What you have to do: Exclude the pictures and return every line exactly as written.

Material for the task:
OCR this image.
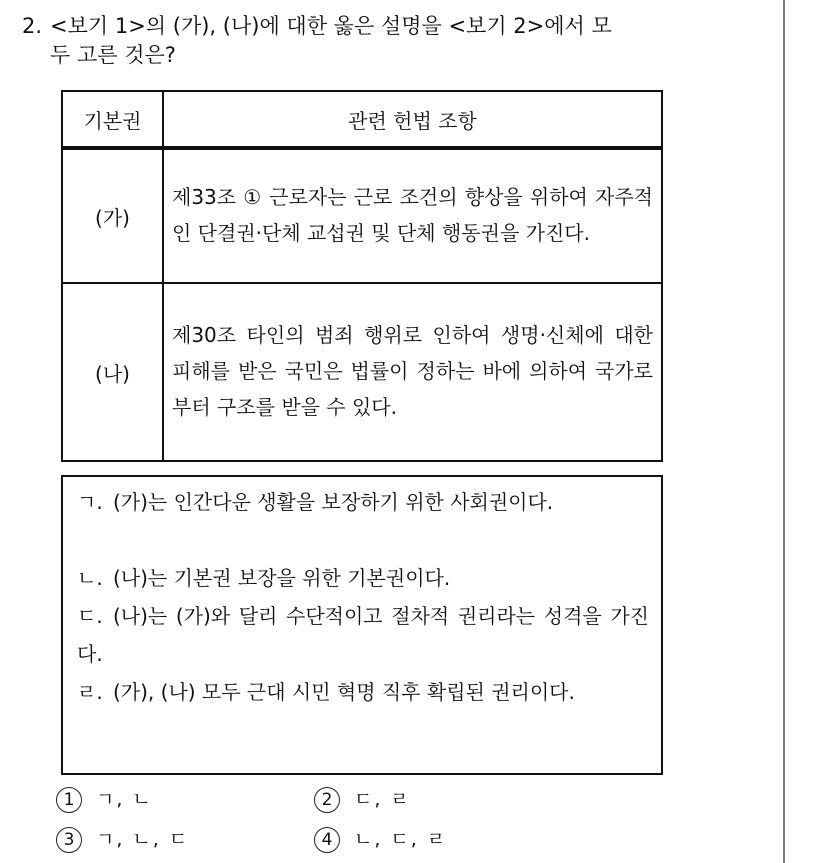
2. <보기 1>의 (가), (나)에 대한 옳은 설명을 <보기 2>에서 모
두 고른 것은?
기본권	관련 헌법 조항
(가)	제33조 ① 근로자는 근로 조건의 향상을 위하여 자주적인 단결권·단체 교섭권 및 단체 행동권을 가진다.
(나)	제30조 타인의 범죄 행위로 인하여 생명·신체에 대한 피해를 받은 국민은 법률이 정하는 바에 의하여 국가로부터 구조를 받을 수 있다.
ㄱ. (가)는 인간다운 생활을 보장하기 위한 사회권이다.
ㄴ. (나)는 기본권 보장을 위한 기본권이다.
ㄷ. (나)는 (가)와 달리 수단적이고 절차적 권리라는 성격을 가진다.
ㄹ. (가), (나) 모두 근대 시민 혁명 직후 확립된 권리이다.
1 ㄱ, ㄴ	2 ㄷ, ㄹ
3 ㄱ, ㄴ, ㄷ	4 ㄴ, ㄷ, ㄹ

Solution for this exercise:
OCR this image.
2. <보기 1>의 (가), (나)에 대한 옳은 설명을 <보기 2>에서 모
두 고른 것은?
기본권	관련 헌법 조항
(가)	제33조 ① 근로자는 근로 조건의 향상을 위하여 자주적인 단결권·단체 교섭권 및 단체 행동권을 가진다.
(나)	제30조 타인의 범죄 행위로 인하여 생명·신체에 대한 피해를 받은 국민은 법률이 정하는 바에 의하여 국가로부터 구조를 받을 수 있다.
ㄱ. (가)는 인간다운 생활을 보장하기 위한 사회권이다.
ㄴ. (나)는 기본권 보장을 위한 기본권이다.
ㄷ. (나)는 (가)와 달리 수단적이고 절차적 권리라는 성격을 가진다.
ㄹ. (가), (나) 모두 근대 시민 혁명 직후 확립된 권리이다.
1 ㄱ, ㄴ	2 ㄷ, ㄹ
3 ㄱ, ㄴ, ㄷ	4 ㄴ, ㄷ, ㄹ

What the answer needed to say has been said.